Go through the listing beneath this task and return every line that carries the string "วยงานของร".

++++ Extracted data

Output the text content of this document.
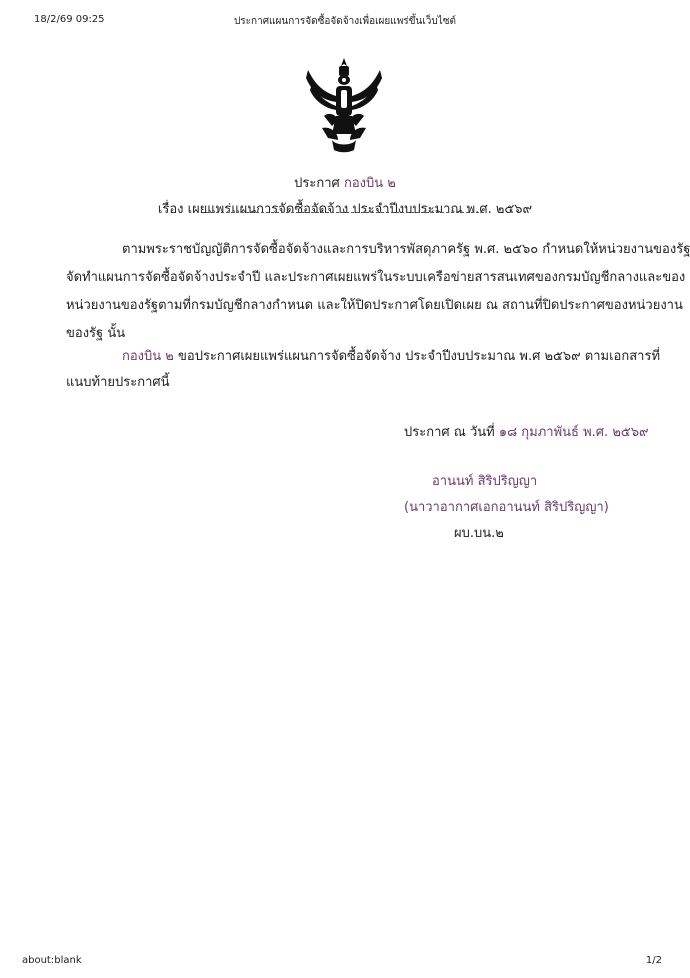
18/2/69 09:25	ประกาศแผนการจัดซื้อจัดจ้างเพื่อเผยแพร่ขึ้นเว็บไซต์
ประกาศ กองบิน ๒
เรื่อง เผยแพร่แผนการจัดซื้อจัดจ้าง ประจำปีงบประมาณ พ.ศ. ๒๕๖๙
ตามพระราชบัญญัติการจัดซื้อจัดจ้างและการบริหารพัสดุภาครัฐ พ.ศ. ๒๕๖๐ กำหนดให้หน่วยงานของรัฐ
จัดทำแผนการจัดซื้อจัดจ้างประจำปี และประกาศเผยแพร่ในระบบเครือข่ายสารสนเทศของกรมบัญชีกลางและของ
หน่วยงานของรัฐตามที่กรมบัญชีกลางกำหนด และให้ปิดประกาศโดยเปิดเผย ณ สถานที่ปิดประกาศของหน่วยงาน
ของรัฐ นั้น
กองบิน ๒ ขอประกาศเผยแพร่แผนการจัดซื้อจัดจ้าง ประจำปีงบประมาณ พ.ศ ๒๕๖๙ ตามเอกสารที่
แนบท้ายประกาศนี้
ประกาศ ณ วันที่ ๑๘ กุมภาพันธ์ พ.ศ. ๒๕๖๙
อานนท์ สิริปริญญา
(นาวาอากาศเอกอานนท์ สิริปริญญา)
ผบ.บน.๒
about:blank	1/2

++++++++
++++ Extracted data

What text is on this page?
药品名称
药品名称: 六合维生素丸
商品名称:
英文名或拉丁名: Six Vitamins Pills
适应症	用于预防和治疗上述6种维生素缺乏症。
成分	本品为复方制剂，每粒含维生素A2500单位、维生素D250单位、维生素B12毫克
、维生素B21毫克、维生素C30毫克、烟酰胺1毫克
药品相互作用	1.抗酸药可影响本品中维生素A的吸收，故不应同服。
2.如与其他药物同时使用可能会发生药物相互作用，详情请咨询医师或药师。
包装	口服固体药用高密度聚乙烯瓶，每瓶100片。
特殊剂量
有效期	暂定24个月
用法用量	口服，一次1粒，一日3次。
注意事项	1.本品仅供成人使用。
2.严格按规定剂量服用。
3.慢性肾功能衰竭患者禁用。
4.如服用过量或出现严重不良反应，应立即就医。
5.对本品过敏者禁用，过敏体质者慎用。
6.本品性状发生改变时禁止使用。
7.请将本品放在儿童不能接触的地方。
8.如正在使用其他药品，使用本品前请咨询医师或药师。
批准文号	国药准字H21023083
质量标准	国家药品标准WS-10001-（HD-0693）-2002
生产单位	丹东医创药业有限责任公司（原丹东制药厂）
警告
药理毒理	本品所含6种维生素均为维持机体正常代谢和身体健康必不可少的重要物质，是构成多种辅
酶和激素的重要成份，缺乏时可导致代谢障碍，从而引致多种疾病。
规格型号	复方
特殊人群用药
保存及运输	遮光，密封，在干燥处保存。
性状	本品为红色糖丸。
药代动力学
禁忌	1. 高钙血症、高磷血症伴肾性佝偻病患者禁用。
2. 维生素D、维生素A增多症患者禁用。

++++++++

→ **Result of this exercise**:
ตามพระราชบัญญัติการจัดซื้อจัดจ้างและการบริหารพัสดุภาครัฐ พ.ศ. ๒๕๖๐ กำหนดให้หน่วยงานของรัฐ
หน่วยงานของรัฐตามที่กรมบัญชีกลางกำหนด และให้ปิดประกาศโดยเปิดเผย ณ สถานที่ปิดประกาศของหน่วยงาน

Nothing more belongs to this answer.